Write out all of the entries exactly, please.

BEGIN Data to use

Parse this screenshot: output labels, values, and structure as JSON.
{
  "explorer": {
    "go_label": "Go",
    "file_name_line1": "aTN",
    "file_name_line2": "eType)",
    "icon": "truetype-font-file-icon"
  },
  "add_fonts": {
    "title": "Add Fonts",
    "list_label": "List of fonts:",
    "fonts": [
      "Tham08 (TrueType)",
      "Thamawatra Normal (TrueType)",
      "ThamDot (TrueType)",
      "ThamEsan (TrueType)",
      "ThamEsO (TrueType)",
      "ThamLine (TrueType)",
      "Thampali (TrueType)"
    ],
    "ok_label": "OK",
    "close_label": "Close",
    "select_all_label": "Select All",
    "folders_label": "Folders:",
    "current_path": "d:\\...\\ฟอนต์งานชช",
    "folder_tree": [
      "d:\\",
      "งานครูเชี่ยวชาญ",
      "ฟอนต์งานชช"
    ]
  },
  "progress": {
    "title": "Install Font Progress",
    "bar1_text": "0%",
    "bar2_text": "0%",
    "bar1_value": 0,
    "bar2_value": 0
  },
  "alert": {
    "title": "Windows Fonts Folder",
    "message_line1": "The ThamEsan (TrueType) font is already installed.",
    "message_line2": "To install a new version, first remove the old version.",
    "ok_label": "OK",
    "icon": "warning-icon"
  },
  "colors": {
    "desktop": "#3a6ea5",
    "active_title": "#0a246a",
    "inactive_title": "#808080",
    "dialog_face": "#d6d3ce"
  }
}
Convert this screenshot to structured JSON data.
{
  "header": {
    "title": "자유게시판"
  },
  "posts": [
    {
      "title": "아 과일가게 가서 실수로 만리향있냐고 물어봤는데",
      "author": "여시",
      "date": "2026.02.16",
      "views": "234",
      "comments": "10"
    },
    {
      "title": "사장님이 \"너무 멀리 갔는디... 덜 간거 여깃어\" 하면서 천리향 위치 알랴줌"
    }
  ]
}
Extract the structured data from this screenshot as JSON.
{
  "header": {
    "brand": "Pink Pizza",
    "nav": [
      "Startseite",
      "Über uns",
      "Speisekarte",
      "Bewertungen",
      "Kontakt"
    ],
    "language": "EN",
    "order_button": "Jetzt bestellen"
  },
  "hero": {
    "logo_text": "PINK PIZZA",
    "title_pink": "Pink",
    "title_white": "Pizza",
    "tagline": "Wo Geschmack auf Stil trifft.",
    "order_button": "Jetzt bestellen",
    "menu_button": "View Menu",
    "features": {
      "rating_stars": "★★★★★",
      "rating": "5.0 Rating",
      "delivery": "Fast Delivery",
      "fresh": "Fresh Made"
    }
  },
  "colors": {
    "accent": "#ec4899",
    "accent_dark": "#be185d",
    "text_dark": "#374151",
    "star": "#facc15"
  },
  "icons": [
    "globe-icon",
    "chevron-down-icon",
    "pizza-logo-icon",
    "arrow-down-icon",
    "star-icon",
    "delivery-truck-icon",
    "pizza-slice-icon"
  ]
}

END Data to use

» Response for this exercise
Parse this screenshot: output labels, values, and structure as JSON.
{
  "explorer": {
    "go_label": "Go",
    "file_name_line1": "aTN",
    "file_name_line2": "eType)",
    "icon": "truetype-font-file-icon"
  },
  "add_fonts": {
    "title": "Add Fonts",
    "list_label": "List of fonts:",
    "fonts": [
      "Tham08 (TrueType)",
      "Thamawatra Normal (TrueType)",
      "ThamDot (TrueType)",
      "ThamEsan (TrueType)",
      "ThamEsO (TrueType)",
      "ThamLine (TrueType)",
      "Thampali (TrueType)"
    ],
    "ok_label": "OK",
    "close_label": "Close",
    "select_all_label": "Select All",
    "folders_label": "Folders:",
    "current_path": "d:\\...\\ฟอนต์งานชช",
    "folder_tree": [
      "d:\\",
      "งานครูเชี่ยวชาญ",
      "ฟอนต์งานชช"
    ]
  },
  "progress": {
    "title": "Install Font Progress",
    "bar1_text": "0%",
    "bar2_text": "0%",
    "bar1_value": 0,
    "bar2_value": 0
  },
  "alert": {
    "title": "Windows Fonts Folder",
    "message_line1": "The ThamEsan (TrueType) font is already installed.",
    "message_line2": "To install a new version, first remove the old version.",
    "ok_label": "OK",
    "icon": "warning-icon"
  },
  "colors": {
    "desktop": "#3a6ea5",
    "active_title": "#0a246a",
    "inactive_title": "#808080",
    "dialog_face": "#d6d3ce"
  }
}
Convert this screenshot to structured JSON data.
{
  "header": {
    "title": "자유게시판"
  },
  "posts": [
    {
      "title": "아 과일가게 가서 실수로 만리향있냐고 물어봤는데",
      "author": "여시",
      "date": "2026.02.16",
      "views": "234",
      "comments": "10"
    },
    {
      "title": "사장님이 \"너무 멀리 갔는디... 덜 간거 여깃어\" 하면서 천리향 위치 알랴줌"
    }
  ]
}
Extract the structured data from this screenshot as JSON.
{
  "header": {
    "brand": "Pink Pizza",
    "nav": [
      "Startseite",
      "Über uns",
      "Speisekarte",
      "Bewertungen",
      "Kontakt"
    ],
    "language": "EN",
    "order_button": "Jetzt bestellen"
  },
  "hero": {
    "logo_text": "PINK PIZZA",
    "title_pink": "Pink",
    "title_white": "Pizza",
    "tagline": "Wo Geschmack auf Stil trifft.",
    "order_button": "Jetzt bestellen",
    "menu_button": "View Menu",
    "features": {
      "rating_stars": "★★★★★",
      "rating": "5.0 Rating",
      "delivery": "Fast Delivery",
      "fresh": "Fresh Made"
    }
  },
  "colors": {
    "accent": "#ec4899",
    "accent_dark": "#be185d",
    "text_dark": "#374151",
    "star": "#facc15"
  },
  "icons": [
    "globe-icon",
    "chevron-down-icon",
    "pizza-logo-icon",
    "arrow-down-icon",
    "star-icon",
    "delivery-truck-icon",
    "pizza-slice-icon"
  ]
}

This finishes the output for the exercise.